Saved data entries
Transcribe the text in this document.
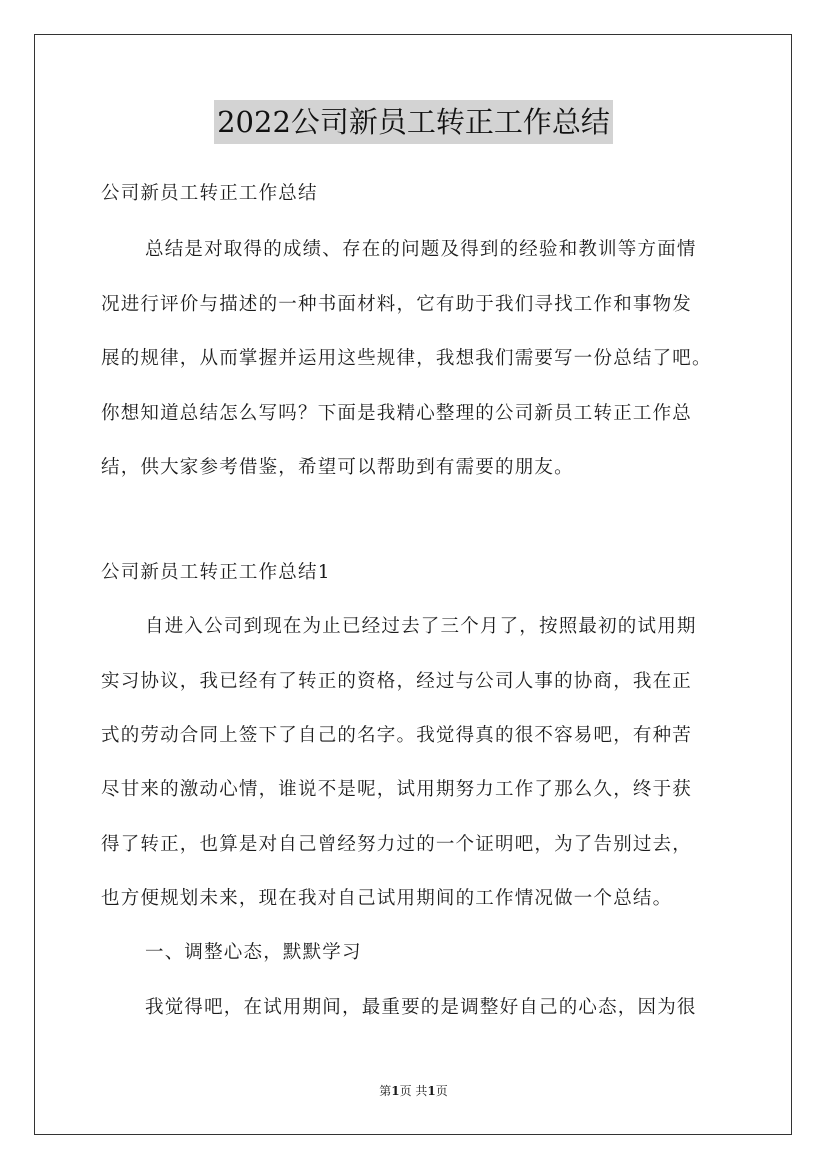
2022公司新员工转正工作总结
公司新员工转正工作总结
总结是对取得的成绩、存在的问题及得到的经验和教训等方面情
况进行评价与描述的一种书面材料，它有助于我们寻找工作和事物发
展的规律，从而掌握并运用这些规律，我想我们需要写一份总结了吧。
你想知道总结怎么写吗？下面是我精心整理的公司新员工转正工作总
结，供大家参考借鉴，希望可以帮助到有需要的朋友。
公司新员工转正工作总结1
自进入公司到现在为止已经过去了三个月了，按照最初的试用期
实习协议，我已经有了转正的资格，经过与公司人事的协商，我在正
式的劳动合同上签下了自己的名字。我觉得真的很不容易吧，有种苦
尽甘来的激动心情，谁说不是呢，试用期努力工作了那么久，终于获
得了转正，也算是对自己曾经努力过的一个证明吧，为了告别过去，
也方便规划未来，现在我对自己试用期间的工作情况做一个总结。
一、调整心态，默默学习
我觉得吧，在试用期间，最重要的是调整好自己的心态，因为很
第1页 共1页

...

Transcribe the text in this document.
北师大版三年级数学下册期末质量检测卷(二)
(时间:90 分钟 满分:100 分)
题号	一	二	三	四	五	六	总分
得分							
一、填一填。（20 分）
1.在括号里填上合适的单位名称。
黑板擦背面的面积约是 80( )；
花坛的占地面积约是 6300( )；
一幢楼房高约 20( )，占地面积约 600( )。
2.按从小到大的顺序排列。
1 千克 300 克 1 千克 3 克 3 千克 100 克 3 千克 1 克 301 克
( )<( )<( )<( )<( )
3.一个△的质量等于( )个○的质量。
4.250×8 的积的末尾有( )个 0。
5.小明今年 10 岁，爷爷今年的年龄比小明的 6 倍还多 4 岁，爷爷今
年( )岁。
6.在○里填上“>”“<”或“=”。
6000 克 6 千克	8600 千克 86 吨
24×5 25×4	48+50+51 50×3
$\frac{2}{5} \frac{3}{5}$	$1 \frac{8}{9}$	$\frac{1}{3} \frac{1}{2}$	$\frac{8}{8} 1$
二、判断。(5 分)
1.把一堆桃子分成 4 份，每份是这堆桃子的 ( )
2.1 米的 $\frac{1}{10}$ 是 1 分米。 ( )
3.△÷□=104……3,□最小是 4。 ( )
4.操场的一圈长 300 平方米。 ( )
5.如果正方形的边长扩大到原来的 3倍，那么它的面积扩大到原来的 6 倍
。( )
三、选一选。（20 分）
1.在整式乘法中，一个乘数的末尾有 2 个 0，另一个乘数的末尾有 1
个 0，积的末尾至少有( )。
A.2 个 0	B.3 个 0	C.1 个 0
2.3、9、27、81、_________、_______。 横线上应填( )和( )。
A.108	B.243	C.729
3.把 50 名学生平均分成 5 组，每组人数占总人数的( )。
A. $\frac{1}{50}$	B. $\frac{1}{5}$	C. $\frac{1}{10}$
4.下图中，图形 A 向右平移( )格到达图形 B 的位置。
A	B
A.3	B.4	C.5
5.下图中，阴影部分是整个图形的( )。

- **What to do**
Each line above that includes "frac" counts once; state the total and nothing more.

- **Correct answer**
3